# EXERCISE GOAL
Can the data below be set down again exactly, line for line?

==================================================

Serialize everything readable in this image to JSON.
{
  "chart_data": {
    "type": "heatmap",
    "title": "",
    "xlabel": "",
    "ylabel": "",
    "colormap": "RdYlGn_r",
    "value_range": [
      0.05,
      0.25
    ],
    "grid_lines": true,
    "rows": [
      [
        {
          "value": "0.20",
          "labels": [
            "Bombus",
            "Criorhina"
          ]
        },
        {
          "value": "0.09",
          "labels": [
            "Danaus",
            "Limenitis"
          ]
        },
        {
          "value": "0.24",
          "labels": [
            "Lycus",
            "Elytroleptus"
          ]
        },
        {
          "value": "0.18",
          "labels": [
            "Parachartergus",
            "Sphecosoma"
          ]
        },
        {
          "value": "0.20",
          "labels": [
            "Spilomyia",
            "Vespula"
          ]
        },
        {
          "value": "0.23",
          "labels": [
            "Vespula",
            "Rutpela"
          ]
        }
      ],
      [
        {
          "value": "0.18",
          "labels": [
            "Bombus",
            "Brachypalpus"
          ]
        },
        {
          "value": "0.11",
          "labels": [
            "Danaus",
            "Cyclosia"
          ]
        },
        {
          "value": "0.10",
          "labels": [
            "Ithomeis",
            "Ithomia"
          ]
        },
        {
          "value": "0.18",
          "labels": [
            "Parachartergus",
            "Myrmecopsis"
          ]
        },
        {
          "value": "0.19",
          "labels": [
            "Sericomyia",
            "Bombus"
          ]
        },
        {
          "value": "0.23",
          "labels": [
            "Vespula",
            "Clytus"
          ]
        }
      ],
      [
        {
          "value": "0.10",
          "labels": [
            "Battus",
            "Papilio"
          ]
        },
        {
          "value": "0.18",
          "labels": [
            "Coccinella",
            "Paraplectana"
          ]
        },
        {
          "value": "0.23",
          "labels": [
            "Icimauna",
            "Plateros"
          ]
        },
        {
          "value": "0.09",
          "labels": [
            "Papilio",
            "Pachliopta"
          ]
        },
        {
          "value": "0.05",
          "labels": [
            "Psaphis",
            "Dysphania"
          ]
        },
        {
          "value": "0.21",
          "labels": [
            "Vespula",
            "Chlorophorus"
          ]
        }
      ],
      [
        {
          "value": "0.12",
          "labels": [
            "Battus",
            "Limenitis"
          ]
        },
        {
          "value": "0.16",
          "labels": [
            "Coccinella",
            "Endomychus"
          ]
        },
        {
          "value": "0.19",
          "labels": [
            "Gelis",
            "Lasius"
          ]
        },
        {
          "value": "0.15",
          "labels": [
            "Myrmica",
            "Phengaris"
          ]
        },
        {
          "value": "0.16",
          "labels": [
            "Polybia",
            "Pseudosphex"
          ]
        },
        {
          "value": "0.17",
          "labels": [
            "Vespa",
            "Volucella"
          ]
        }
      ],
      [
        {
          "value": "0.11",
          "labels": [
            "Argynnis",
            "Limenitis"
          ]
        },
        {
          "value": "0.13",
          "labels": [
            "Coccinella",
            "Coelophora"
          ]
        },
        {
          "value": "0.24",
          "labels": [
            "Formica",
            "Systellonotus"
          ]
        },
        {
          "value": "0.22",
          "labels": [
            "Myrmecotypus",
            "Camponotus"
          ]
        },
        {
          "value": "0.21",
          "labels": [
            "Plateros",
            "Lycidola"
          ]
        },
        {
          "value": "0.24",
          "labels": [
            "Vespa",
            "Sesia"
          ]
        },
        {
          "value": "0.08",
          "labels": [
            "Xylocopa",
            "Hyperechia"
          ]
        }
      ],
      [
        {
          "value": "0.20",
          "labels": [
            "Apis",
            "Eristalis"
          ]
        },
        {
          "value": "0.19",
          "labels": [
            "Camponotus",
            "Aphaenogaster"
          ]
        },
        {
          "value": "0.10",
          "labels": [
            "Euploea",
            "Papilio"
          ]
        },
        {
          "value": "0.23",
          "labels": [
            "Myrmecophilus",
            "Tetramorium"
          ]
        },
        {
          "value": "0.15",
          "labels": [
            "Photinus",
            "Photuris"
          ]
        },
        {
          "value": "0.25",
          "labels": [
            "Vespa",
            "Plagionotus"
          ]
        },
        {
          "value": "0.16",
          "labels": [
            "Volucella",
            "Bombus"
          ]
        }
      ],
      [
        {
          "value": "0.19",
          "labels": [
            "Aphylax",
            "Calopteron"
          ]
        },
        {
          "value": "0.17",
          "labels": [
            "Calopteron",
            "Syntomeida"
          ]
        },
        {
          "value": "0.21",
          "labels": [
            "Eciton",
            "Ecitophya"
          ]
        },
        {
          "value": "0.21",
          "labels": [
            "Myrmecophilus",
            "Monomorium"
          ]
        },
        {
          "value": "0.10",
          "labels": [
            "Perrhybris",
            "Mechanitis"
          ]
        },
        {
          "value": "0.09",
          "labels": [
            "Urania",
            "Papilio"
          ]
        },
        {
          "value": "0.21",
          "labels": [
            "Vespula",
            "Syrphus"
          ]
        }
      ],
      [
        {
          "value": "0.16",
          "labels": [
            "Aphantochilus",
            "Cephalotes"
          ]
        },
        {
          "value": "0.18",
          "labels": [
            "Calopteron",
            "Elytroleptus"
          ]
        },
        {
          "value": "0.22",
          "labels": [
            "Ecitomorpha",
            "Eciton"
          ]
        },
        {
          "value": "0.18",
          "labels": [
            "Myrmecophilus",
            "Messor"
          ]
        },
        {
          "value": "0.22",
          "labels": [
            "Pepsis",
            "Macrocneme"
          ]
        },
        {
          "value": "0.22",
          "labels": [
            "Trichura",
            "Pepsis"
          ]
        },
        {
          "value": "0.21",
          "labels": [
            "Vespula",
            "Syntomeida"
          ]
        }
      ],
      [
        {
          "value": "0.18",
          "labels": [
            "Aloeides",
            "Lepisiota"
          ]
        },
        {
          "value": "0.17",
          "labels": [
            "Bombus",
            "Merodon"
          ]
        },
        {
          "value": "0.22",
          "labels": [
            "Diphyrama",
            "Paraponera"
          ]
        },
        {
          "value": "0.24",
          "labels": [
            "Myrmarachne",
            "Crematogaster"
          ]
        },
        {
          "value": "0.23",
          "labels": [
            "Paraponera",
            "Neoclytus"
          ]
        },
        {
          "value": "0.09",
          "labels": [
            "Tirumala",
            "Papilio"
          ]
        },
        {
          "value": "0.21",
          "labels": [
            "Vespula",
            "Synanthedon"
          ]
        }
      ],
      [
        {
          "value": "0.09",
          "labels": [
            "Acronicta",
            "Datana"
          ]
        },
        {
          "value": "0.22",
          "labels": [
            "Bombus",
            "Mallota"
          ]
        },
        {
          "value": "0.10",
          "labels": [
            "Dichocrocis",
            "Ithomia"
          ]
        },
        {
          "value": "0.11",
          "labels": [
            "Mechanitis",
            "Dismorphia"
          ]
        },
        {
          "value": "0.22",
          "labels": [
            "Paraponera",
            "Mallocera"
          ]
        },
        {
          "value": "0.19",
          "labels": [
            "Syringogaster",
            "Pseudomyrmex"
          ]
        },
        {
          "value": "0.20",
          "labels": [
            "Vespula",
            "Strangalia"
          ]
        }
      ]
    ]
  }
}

==================================================

# WRITTEN SOLUTION
Serialize everything readable in this image to JSON.
{
  "chart_data": {
    "type": "heatmap",
    "title": "",
    "xlabel": "",
    "ylabel": "",
    "colormap": "RdYlGn_r",
    "value_range": [
      0.05,
      0.25
    ],
    "grid_lines": true,
    "rows": [
      [
        {
          "value": "0.20",
          "labels": [
            "Bombus",
            "Criorhina"
          ]
        },
        {
          "value": "0.09",
          "labels": [
            "Danaus",
            "Limenitis"
          ]
        },
        {
          "value": "0.24",
          "labels": [
            "Lycus",
            "Elytroleptus"
          ]
        },
        {
          "value": "0.18",
          "labels": [
            "Parachartergus",
            "Sphecosoma"
          ]
        },
        {
          "value": "0.20",
          "labels": [
            "Spilomyia",
            "Vespula"
          ]
        },
        {
          "value": "0.23",
          "labels": [
            "Vespula",
            "Rutpela"
          ]
        }
      ],
      [
        {
          "value": "0.18",
          "labels": [
            "Bombus",
            "Brachypalpus"
          ]
        },
        {
          "value": "0.11",
          "labels": [
            "Danaus",
            "Cyclosia"
          ]
        },
        {
          "value": "0.10",
          "labels": [
            "Ithomeis",
            "Ithomia"
          ]
        },
        {
          "value": "0.18",
          "labels": [
            "Parachartergus",
            "Myrmecopsis"
          ]
        },
        {
          "value": "0.19",
          "labels": [
            "Sericomyia",
            "Bombus"
          ]
        },
        {
          "value": "0.23",
          "labels": [
            "Vespula",
            "Clytus"
          ]
        }
      ],
      [
        {
          "value": "0.10",
          "labels": [
            "Battus",
            "Papilio"
          ]
        },
        {
          "value": "0.18",
          "labels": [
            "Coccinella",
            "Paraplectana"
          ]
        },
        {
          "value": "0.23",
          "labels": [
            "Icimauna",
            "Plateros"
          ]
        },
        {
          "value": "0.09",
          "labels": [
            "Papilio",
            "Pachliopta"
          ]
        },
        {
          "value": "0.05",
          "labels": [
            "Psaphis",
            "Dysphania"
          ]
        },
        {
          "value": "0.21",
          "labels": [
            "Vespula",
            "Chlorophorus"
          ]
        }
      ],
      [
        {
          "value": "0.12",
          "labels": [
            "Battus",
            "Limenitis"
          ]
        },
        {
          "value": "0.16",
          "labels": [
            "Coccinella",
            "Endomychus"
          ]
        },
        {
          "value": "0.19",
          "labels": [
            "Gelis",
            "Lasius"
          ]
        },
        {
          "value": "0.15",
          "labels": [
            "Myrmica",
            "Phengaris"
          ]
        },
        {
          "value": "0.16",
          "labels": [
            "Polybia",
            "Pseudosphex"
          ]
        },
        {
          "value": "0.17",
          "labels": [
            "Vespa",
            "Volucella"
          ]
        }
      ],
      [
        {
          "value": "0.11",
          "labels": [
            "Argynnis",
            "Limenitis"
          ]
        },
        {
          "value": "0.13",
          "labels": [
            "Coccinella",
            "Coelophora"
          ]
        },
        {
          "value": "0.24",
          "labels": [
            "Formica",
            "Systellonotus"
          ]
        },
        {
          "value": "0.22",
          "labels": [
            "Myrmecotypus",
            "Camponotus"
          ]
        },
        {
          "value": "0.21",
          "labels": [
            "Plateros",
            "Lycidola"
          ]
        },
        {
          "value": "0.24",
          "labels": [
            "Vespa",
            "Sesia"
          ]
        },
        {
          "value": "0.08",
          "labels": [
            "Xylocopa",
            "Hyperechia"
          ]
        }
      ],
      [
        {
          "value": "0.20",
          "labels": [
            "Apis",
            "Eristalis"
          ]
        },
        {
          "value": "0.19",
          "labels": [
            "Camponotus",
            "Aphaenogaster"
          ]
        },
        {
          "value": "0.10",
          "labels": [
            "Euploea",
            "Papilio"
          ]
        },
        {
          "value": "0.23",
          "labels": [
            "Myrmecophilus",
            "Tetramorium"
          ]
        },
        {
          "value": "0.15",
          "labels": [
            "Photinus",
            "Photuris"
          ]
        },
        {
          "value": "0.25",
          "labels": [
            "Vespa",
            "Plagionotus"
          ]
        },
        {
          "value": "0.16",
          "labels": [
            "Volucella",
            "Bombus"
          ]
        }
      ],
      [
        {
          "value": "0.19",
          "labels": [
            "Aphylax",
            "Calopteron"
          ]
        },
        {
          "value": "0.17",
          "labels": [
            "Calopteron",
            "Syntomeida"
          ]
        },
        {
          "value": "0.21",
          "labels": [
            "Eciton",
            "Ecitophya"
          ]
        },
        {
          "value": "0.21",
          "labels": [
            "Myrmecophilus",
            "Monomorium"
          ]
        },
        {
          "value": "0.10",
          "labels": [
            "Perrhybris",
            "Mechanitis"
          ]
        },
        {
          "value": "0.09",
          "labels": [
            "Urania",
            "Papilio"
          ]
        },
        {
          "value": "0.21",
          "labels": [
            "Vespula",
            "Syrphus"
          ]
        }
      ],
      [
        {
          "value": "0.16",
          "labels": [
            "Aphantochilus",
            "Cephalotes"
          ]
        },
        {
          "value": "0.18",
          "labels": [
            "Calopteron",
            "Elytroleptus"
          ]
        },
        {
          "value": "0.22",
          "labels": [
            "Ecitomorpha",
            "Eciton"
          ]
        },
        {
          "value": "0.18",
          "labels": [
            "Myrmecophilus",
            "Messor"
          ]
        },
        {
          "value": "0.22",
          "labels": [
            "Pepsis",
            "Macrocneme"
          ]
        },
        {
          "value": "0.22",
          "labels": [
            "Trichura",
            "Pepsis"
          ]
        },
        {
          "value": "0.21",
          "labels": [
            "Vespula",
            "Syntomeida"
          ]
        }
      ],
      [
        {
          "value": "0.18",
          "labels": [
            "Aloeides",
            "Lepisiota"
          ]
        },
        {
          "value": "0.17",
          "labels": [
            "Bombus",
            "Merodon"
          ]
        },
        {
          "value": "0.22",
          "labels": [
            "Diphyrama",
            "Paraponera"
          ]
        },
        {
          "value": "0.24",
          "labels": [
            "Myrmarachne",
            "Crematogaster"
          ]
        },
        {
          "value": "0.23",
          "labels": [
            "Paraponera",
            "Neoclytus"
          ]
        },
        {
          "value": "0.09",
          "labels": [
            "Tirumala",
            "Papilio"
          ]
        },
        {
          "value": "0.21",
          "labels": [
            "Vespula",
            "Synanthedon"
          ]
        }
      ],
      [
        {
          "value": "0.09",
          "labels": [
            "Acronicta",
            "Datana"
          ]
        },
        {
          "value": "0.22",
          "labels": [
            "Bombus",
            "Mallota"
          ]
        },
        {
          "value": "0.10",
          "labels": [
            "Dichocrocis",
            "Ithomia"
          ]
        },
        {
          "value": "0.11",
          "labels": [
            "Mechanitis",
            "Dismorphia"
          ]
        },
        {
          "value": "0.22",
          "labels": [
            "Paraponera",
            "Mallocera"
          ]
        },
        {
          "value": "0.19",
          "labels": [
            "Syringogaster",
            "Pseudomyrmex"
          ]
        },
        {
          "value": "0.20",
          "labels": [
            "Vespula",
            "Strangalia"
          ]
        }
      ]
    ]
  }
}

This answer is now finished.